---------- DATA LISTING ----------
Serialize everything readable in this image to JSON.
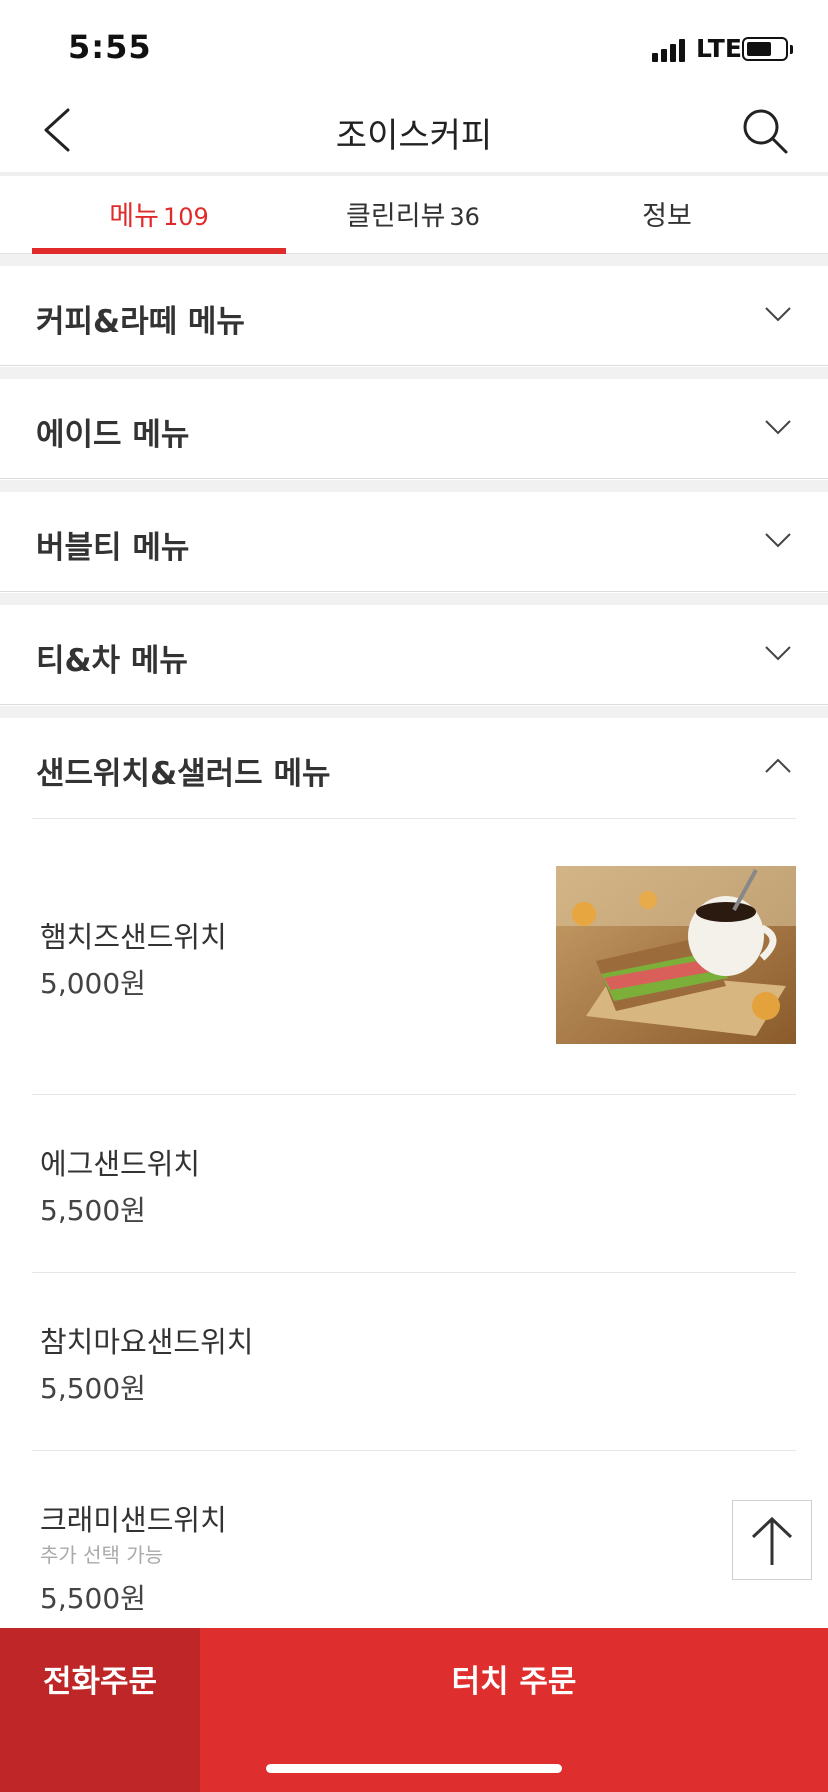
{
  "status_bar": {
    "time": "5:55",
    "network": "LTE"
  },
  "nav": {
    "title": "조이스커피",
    "back_icon": "chevron-left-icon",
    "search_icon": "search-icon"
  },
  "tabs": [
    {
      "label": "메뉴",
      "count": "109",
      "active": true
    },
    {
      "label": "클린리뷰",
      "count": "36",
      "active": false
    },
    {
      "label": "정보",
      "count": "",
      "active": false
    }
  ],
  "sections": [
    {
      "label": "커피&라떼 메뉴",
      "expanded": false
    },
    {
      "label": "에이드 메뉴",
      "expanded": false
    },
    {
      "label": "버블티 메뉴",
      "expanded": false
    },
    {
      "label": "티&차 메뉴",
      "expanded": false
    },
    {
      "label": "샌드위치&샐러드 메뉴",
      "expanded": true
    }
  ],
  "items": [
    {
      "name": "햄치즈샌드위치",
      "price": "5,000원",
      "note": "",
      "has_photo": true
    },
    {
      "name": "에그샌드위치",
      "price": "5,500원",
      "note": ""
    },
    {
      "name": "참치마요샌드위치",
      "price": "5,500원",
      "note": ""
    },
    {
      "name": "크래미샌드위치",
      "price": "5,500원",
      "note": "추가 선택 가능"
    }
  ],
  "bottom": {
    "phone_order": "전화주문",
    "touch_order": "터치 주문"
  },
  "colors": {
    "accent": "#df2e2e",
    "accent_dark": "#be2627"
  }
}
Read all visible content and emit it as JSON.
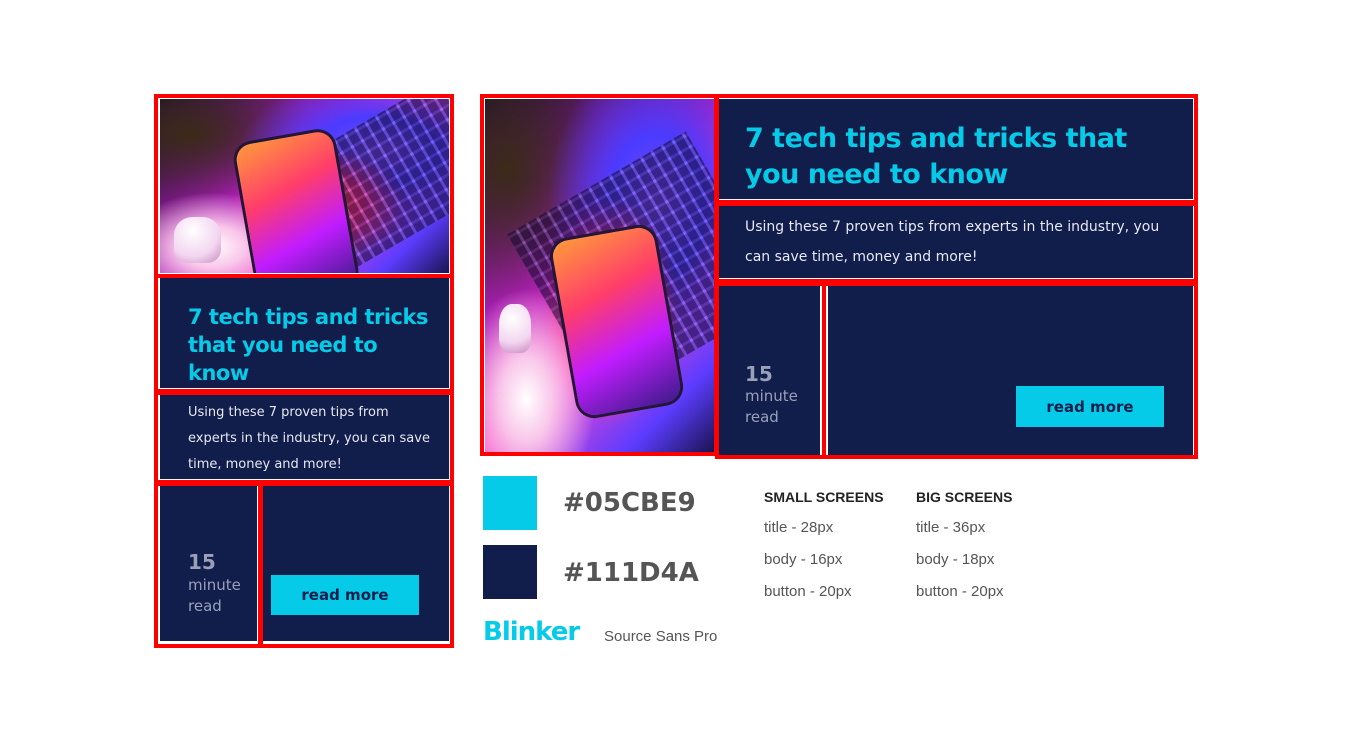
----------
(WHAT THE TASK REQUIRES)
Copy every line above word for word and exclude the pictures.

(ANSWER FOR THIS EXERCISE)
Serialize everything readable in this image to JSON.
{
  "status_bar": {
    "time": "5:55",
    "network": "LTE"
  },
  "nav": {
    "title": "조이스커피",
    "back_icon": "chevron-left-icon",
    "search_icon": "search-icon"
  },
  "tabs": [
    {
      "label": "메뉴",
      "count": "109",
      "active": true
    },
    {
      "label": "클린리뷰",
      "count": "36",
      "active": false
    },
    {
      "label": "정보",
      "count": "",
      "active": false
    }
  ],
  "sections": [
    {
      "label": "커피&라떼 메뉴",
      "expanded": false
    },
    {
      "label": "에이드 메뉴",
      "expanded": false
    },
    {
      "label": "버블티 메뉴",
      "expanded": false
    },
    {
      "label": "티&차 메뉴",
      "expanded": false
    },
    {
      "label": "샌드위치&샐러드 메뉴",
      "expanded": true
    }
  ],
  "items": [
    {
      "name": "햄치즈샌드위치",
      "price": "5,000원",
      "note": "",
      "has_photo": true
    },
    {
      "name": "에그샌드위치",
      "price": "5,500원",
      "note": ""
    },
    {
      "name": "참치마요샌드위치",
      "price": "5,500원",
      "note": ""
    },
    {
      "name": "크래미샌드위치",
      "price": "5,500원",
      "note": "추가 선택 가능"
    }
  ],
  "bottom": {
    "phone_order": "전화주문",
    "touch_order": "터치 주문"
  },
  "colors": {
    "accent": "#df2e2e",
    "accent_dark": "#be2627"
  }
}
Read all visible content and emit it as JSON.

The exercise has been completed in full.